**Work to be completed:** Transcribe the records that follow exactly. Skip the pictures.

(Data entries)
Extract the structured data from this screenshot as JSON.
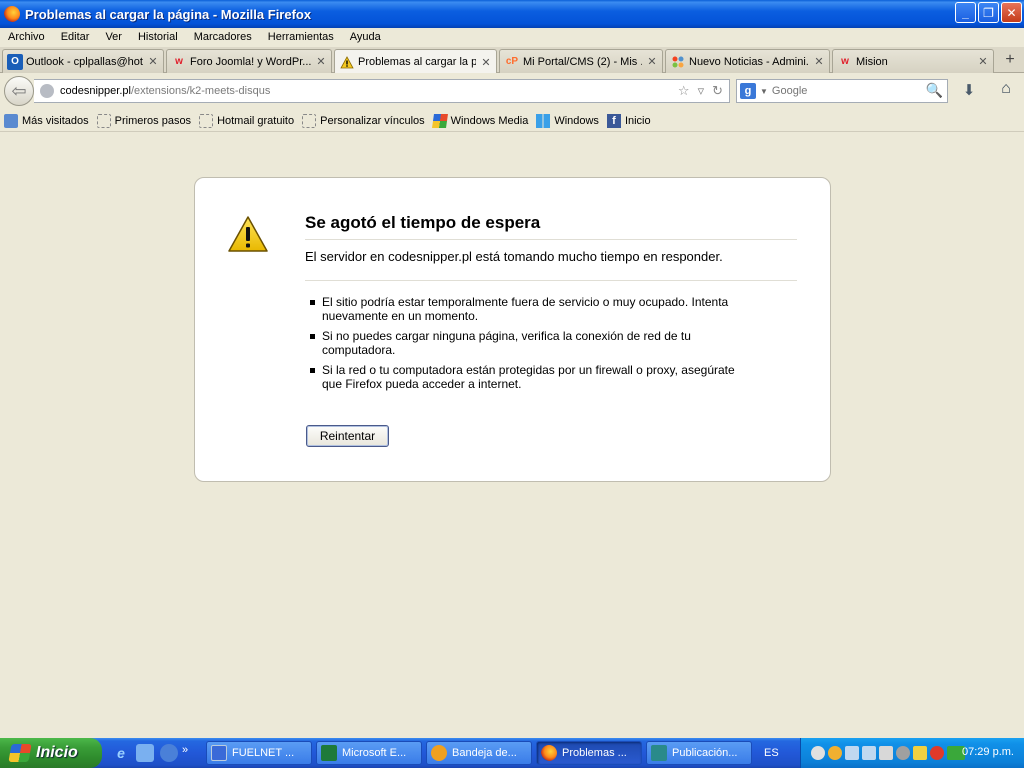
{
  "window": {
    "title": "Problemas al cargar la página - Mozilla Firefox"
  },
  "menu": [
    "Archivo",
    "Editar",
    "Ver",
    "Historial",
    "Marcadores",
    "Herramientas",
    "Ayuda"
  ],
  "tabs": [
    {
      "label": "Outlook - cplpallas@hot...",
      "icon": "outlook-icon",
      "icon_color": "#1a5eb8",
      "icon_text": "O"
    },
    {
      "label": "Foro Joomla! y WordPr...",
      "icon": "wm-icon",
      "icon_color": "#e01e2a",
      "icon_text": "w"
    },
    {
      "label": "Problemas al cargar la p...",
      "icon": "warning-icon",
      "icon_color": "#f0c020",
      "icon_text": "!"
    },
    {
      "label": "Mi Portal/CMS (2) - Mis ...",
      "icon": "cpanel-icon",
      "icon_color": "#ff6c2c",
      "icon_text": "cP"
    },
    {
      "label": "Nuevo Noticias - Admini...",
      "icon": "joomla-icon",
      "icon_color": "#5091cd",
      "icon_text": "J"
    },
    {
      "label": "Mision",
      "icon": "wm-icon",
      "icon_color": "#e01e2a",
      "icon_text": "w"
    }
  ],
  "urlbar": {
    "host": "codesnipper.pl",
    "path": "/extensions/k2-meets-disqus"
  },
  "search": {
    "engine": "Google",
    "placeholder": "Google",
    "engine_letter": "g"
  },
  "bookmarks": [
    {
      "label": "Más visitados",
      "icon": "most-visited-icon"
    },
    {
      "label": "Primeros pasos",
      "icon": "page-icon"
    },
    {
      "label": "Hotmail gratuito",
      "icon": "page-icon"
    },
    {
      "label": "Personalizar vínculos",
      "icon": "page-icon"
    },
    {
      "label": "Windows Media",
      "icon": "windows-flag-icon"
    },
    {
      "label": "Windows",
      "icon": "windows-icon"
    },
    {
      "label": "Inicio",
      "icon": "facebook-icon"
    }
  ],
  "error": {
    "title": "Se agotó el tiempo de espera",
    "description": "El servidor en codesnipper.pl está tomando mucho tiempo en responder.",
    "items": [
      "El sitio podría estar temporalmente fuera de servicio o muy ocupado. Intenta nuevamente en un momento.",
      "Si no puedes cargar ninguna página, verifica la conexión de red de tu computadora.",
      "Si la red o tu computadora están protegidas por un firewall o proxy, asegúrate que Firefox pueda acceder a internet."
    ],
    "button": "Reintentar"
  },
  "taskbar": {
    "start": "Inicio",
    "tasks": [
      {
        "label": "FUELNET ...",
        "icon": "fuelnet-icon",
        "color": "#3a6ad8"
      },
      {
        "label": "Microsoft E...",
        "icon": "excel-icon",
        "color": "#1e7a3a"
      },
      {
        "label": "Bandeja de...",
        "icon": "outlook-icon",
        "color": "#f0a020"
      },
      {
        "label": "Problemas ...",
        "icon": "firefox-icon",
        "color": "#e8761a"
      },
      {
        "label": "Publicación...",
        "icon": "publisher-icon",
        "color": "#2a8a8a"
      }
    ],
    "language": "ES",
    "clock": "07:29 p.m."
  }
}
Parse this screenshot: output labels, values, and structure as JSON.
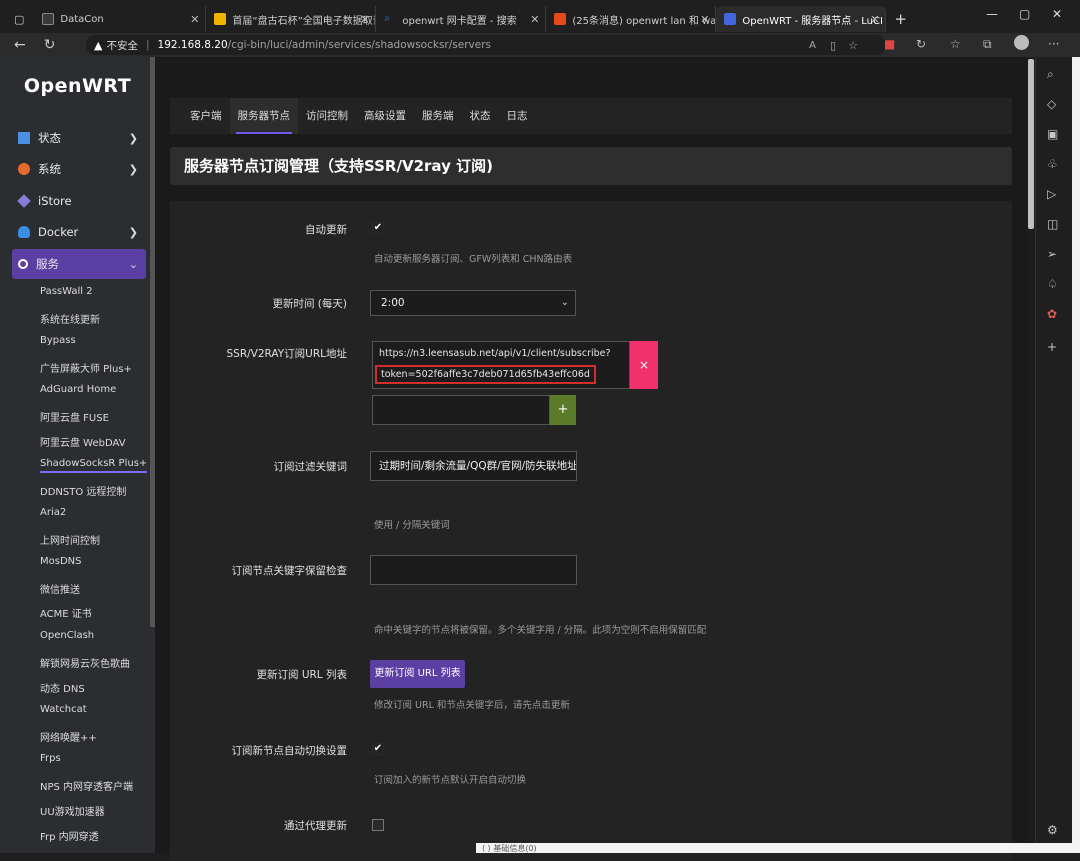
{
  "browser": {
    "tabs": [
      {
        "title": "DataCon",
        "fav_color": "#3a3a3a"
      },
      {
        "title": "首届“盘古石杯”全国电子数据取证",
        "fav_color": "#f0b400"
      },
      {
        "title": "openwrt 网卡配置 - 搜索",
        "fav_color": "#3a78d6"
      },
      {
        "title": "(25条消息) openwrt lan 和 wan的",
        "fav_color": "#e64a19"
      },
      {
        "title": "OpenWRT - 服务器节点 - LuCI",
        "fav_color": "#4466dd"
      }
    ],
    "new_tab": "+",
    "insecure_label": "不安全",
    "url_host": "192.168.8.20",
    "url_path": "/cgi-bin/luci/admin/services/shadowsocksr/servers"
  },
  "sidebar": {
    "logo": "OpenWRT",
    "menus": [
      {
        "label": "状态",
        "icon_color": "#4a90e2",
        "has_arrow": true
      },
      {
        "label": "系统",
        "icon_color": "#e56b2c",
        "has_arrow": true
      },
      {
        "label": "iStore",
        "icon_color": "#8a7dd8",
        "has_arrow": false
      },
      {
        "label": "Docker",
        "icon_color": "#3a8ee6",
        "has_arrow": true
      },
      {
        "label": "服务",
        "icon_color": "#ffffff",
        "has_arrow": true
      }
    ],
    "submenu": [
      "PassWall 2",
      "系统在线更新",
      "Bypass",
      "广告屏蔽大师 Plus+",
      "AdGuard Home",
      "阿里云盘 FUSE",
      "阿里云盘 WebDAV",
      "ShadowSocksR Plus+",
      "DDNSTO 远程控制",
      "Aria2",
      "上网时间控制",
      "MosDNS",
      "微信推送",
      "ACME 证书",
      "OpenClash",
      "解锁网易云灰色歌曲",
      "动态 DNS",
      "Watchcat",
      "网络唤醒++",
      "Frps",
      "NPS 内网穿透客户端",
      "UU游戏加速器",
      "Frp 内网穿透"
    ]
  },
  "tabs": [
    "客户端",
    "服务器节点",
    "访问控制",
    "高级设置",
    "服务端",
    "状态",
    "日志"
  ],
  "page_title": "服务器节点订阅管理（支持SSR/V2ray 订阅)",
  "form": {
    "auto_update_label": "自动更新",
    "auto_update_hint": "自动更新服务器订阅、GFW列表和 CHN路由表",
    "update_time_label": "更新时间 (每天)",
    "update_time_value": "2:00",
    "sub_url_label": "SSR/V2RAY订阅URL地址",
    "sub_url_line1": "https://n3.leensasub.net/api/v1/client/subscribe?",
    "sub_url_line2": "token=502f6affe3c7deb071d65fb43effc06d",
    "delete_button": "×",
    "add_button": "+",
    "filter_label": "订阅过滤关键词",
    "filter_value": "过期时间/剩余流量/QQ群/官网/防失联地址",
    "filter_hint": "使用 / 分隔关键词",
    "keep_label": "订阅节点关键字保留检查",
    "keep_value": "",
    "keep_hint": "命中关键字的节点将被保留。多个关键字用 / 分隔。此项为空则不启用保留匹配",
    "update_list_label": "更新订阅 URL 列表",
    "update_list_button": "更新订阅 URL 列表",
    "update_list_hint": "修改订阅 URL 和节点关键字后，请先点击更新",
    "auto_switch_label": "订阅新节点自动切换设置",
    "auto_switch_hint": "订阅加入的新节点默认开启自动切换",
    "proxy_update_label": "通过代理更新"
  },
  "bottom_peek": "⟨ ⟩ 基础信息(0)"
}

**Output:**
Extract the structured data from this screenshot as JSON.
{
  "window": {
    "title": "Problemas al cargar la página - Mozilla Firefox"
  },
  "menu": [
    "Archivo",
    "Editar",
    "Ver",
    "Historial",
    "Marcadores",
    "Herramientas",
    "Ayuda"
  ],
  "tabs": [
    {
      "label": "Outlook - cplpallas@hot...",
      "icon": "outlook-icon",
      "icon_color": "#1a5eb8",
      "icon_text": "O"
    },
    {
      "label": "Foro Joomla! y WordPr...",
      "icon": "wm-icon",
      "icon_color": "#e01e2a",
      "icon_text": "w"
    },
    {
      "label": "Problemas al cargar la p...",
      "icon": "warning-icon",
      "icon_color": "#f0c020",
      "icon_text": "!"
    },
    {
      "label": "Mi Portal/CMS (2) - Mis ...",
      "icon": "cpanel-icon",
      "icon_color": "#ff6c2c",
      "icon_text": "cP"
    },
    {
      "label": "Nuevo Noticias - Admini...",
      "icon": "joomla-icon",
      "icon_color": "#5091cd",
      "icon_text": "J"
    },
    {
      "label": "Mision",
      "icon": "wm-icon",
      "icon_color": "#e01e2a",
      "icon_text": "w"
    }
  ],
  "urlbar": {
    "host": "codesnipper.pl",
    "path": "/extensions/k2-meets-disqus"
  },
  "search": {
    "engine": "Google",
    "placeholder": "Google",
    "engine_letter": "g"
  },
  "bookmarks": [
    {
      "label": "Más visitados",
      "icon": "most-visited-icon"
    },
    {
      "label": "Primeros pasos",
      "icon": "page-icon"
    },
    {
      "label": "Hotmail gratuito",
      "icon": "page-icon"
    },
    {
      "label": "Personalizar vínculos",
      "icon": "page-icon"
    },
    {
      "label": "Windows Media",
      "icon": "windows-flag-icon"
    },
    {
      "label": "Windows",
      "icon": "windows-icon"
    },
    {
      "label": "Inicio",
      "icon": "facebook-icon"
    }
  ],
  "error": {
    "title": "Se agotó el tiempo de espera",
    "description": "El servidor en codesnipper.pl está tomando mucho tiempo en responder.",
    "items": [
      "El sitio podría estar temporalmente fuera de servicio o muy ocupado. Intenta nuevamente en un momento.",
      "Si no puedes cargar ninguna página, verifica la conexión de red de tu computadora.",
      "Si la red o tu computadora están protegidas por un firewall o proxy, asegúrate que Firefox pueda acceder a internet."
    ],
    "button": "Reintentar"
  },
  "taskbar": {
    "start": "Inicio",
    "tasks": [
      {
        "label": "FUELNET ...",
        "icon": "fuelnet-icon",
        "color": "#3a6ad8"
      },
      {
        "label": "Microsoft E...",
        "icon": "excel-icon",
        "color": "#1e7a3a"
      },
      {
        "label": "Bandeja de...",
        "icon": "outlook-icon",
        "color": "#f0a020"
      },
      {
        "label": "Problemas ...",
        "icon": "firefox-icon",
        "color": "#e8761a"
      },
      {
        "label": "Publicación...",
        "icon": "publisher-icon",
        "color": "#2a8a8a"
      }
    ],
    "language": "ES",
    "clock": "07:29 p.m."
  }
}
Parse this screenshot: output labels, values, and structure as JSON.
{
  "browser": {
    "tabs": [
      {
        "title": "DataCon",
        "fav_color": "#3a3a3a"
      },
      {
        "title": "首届“盘古石杯”全国电子数据取证",
        "fav_color": "#f0b400"
      },
      {
        "title": "openwrt 网卡配置 - 搜索",
        "fav_color": "#3a78d6"
      },
      {
        "title": "(25条消息) openwrt lan 和 wan的",
        "fav_color": "#e64a19"
      },
      {
        "title": "OpenWRT - 服务器节点 - LuCI",
        "fav_color": "#4466dd"
      }
    ],
    "new_tab": "+",
    "insecure_label": "不安全",
    "url_host": "192.168.8.20",
    "url_path": "/cgi-bin/luci/admin/services/shadowsocksr/servers"
  },
  "sidebar": {
    "logo": "OpenWRT",
    "menus": [
      {
        "label": "状态",
        "icon_color": "#4a90e2",
        "has_arrow": true
      },
      {
        "label": "系统",
        "icon_color": "#e56b2c",
        "has_arrow": true
      },
      {
        "label": "iStore",
        "icon_color": "#8a7dd8",
        "has_arrow": false
      },
      {
        "label": "Docker",
        "icon_color": "#3a8ee6",
        "has_arrow": true
      },
      {
        "label": "服务",
        "icon_color": "#ffffff",
        "has_arrow": true
      }
    ],
    "submenu": [
      "PassWall 2",
      "系统在线更新",
      "Bypass",
      "广告屏蔽大师 Plus+",
      "AdGuard Home",
      "阿里云盘 FUSE",
      "阿里云盘 WebDAV",
      "ShadowSocksR Plus+",
      "DDNSTO 远程控制",
      "Aria2",
      "上网时间控制",
      "MosDNS",
      "微信推送",
      "ACME 证书",
      "OpenClash",
      "解锁网易云灰色歌曲",
      "动态 DNS",
      "Watchcat",
      "网络唤醒++",
      "Frps",
      "NPS 内网穿透客户端",
      "UU游戏加速器",
      "Frp 内网穿透"
    ]
  },
  "tabs": [
    "客户端",
    "服务器节点",
    "访问控制",
    "高级设置",
    "服务端",
    "状态",
    "日志"
  ],
  "page_title": "服务器节点订阅管理（支持SSR/V2ray 订阅)",
  "form": {
    "auto_update_label": "自动更新",
    "auto_update_hint": "自动更新服务器订阅、GFW列表和 CHN路由表",
    "update_time_label": "更新时间 (每天)",
    "update_time_value": "2:00",
    "sub_url_label": "SSR/V2RAY订阅URL地址",
    "sub_url_line1": "https://n3.leensasub.net/api/v1/client/subscribe?",
    "sub_url_line2": "token=502f6affe3c7deb071d65fb43effc06d",
    "delete_button": "×",
    "add_button": "+",
    "filter_label": "订阅过滤关键词",
    "filter_value": "过期时间/剩余流量/QQ群/官网/防失联地址",
    "filter_hint": "使用 / 分隔关键词",
    "keep_label": "订阅节点关键字保留检查",
    "keep_value": "",
    "keep_hint": "命中关键字的节点将被保留。多个关键字用 / 分隔。此项为空则不启用保留匹配",
    "update_list_label": "更新订阅 URL 列表",
    "update_list_button": "更新订阅 URL 列表",
    "update_list_hint": "修改订阅 URL 和节点关键字后，请先点击更新",
    "auto_switch_label": "订阅新节点自动切换设置",
    "auto_switch_hint": "订阅加入的新节点默认开启自动切换",
    "proxy_update_label": "通过代理更新"
  },
  "bottom_peek": "⟨ ⟩ 基础信息(0)"
}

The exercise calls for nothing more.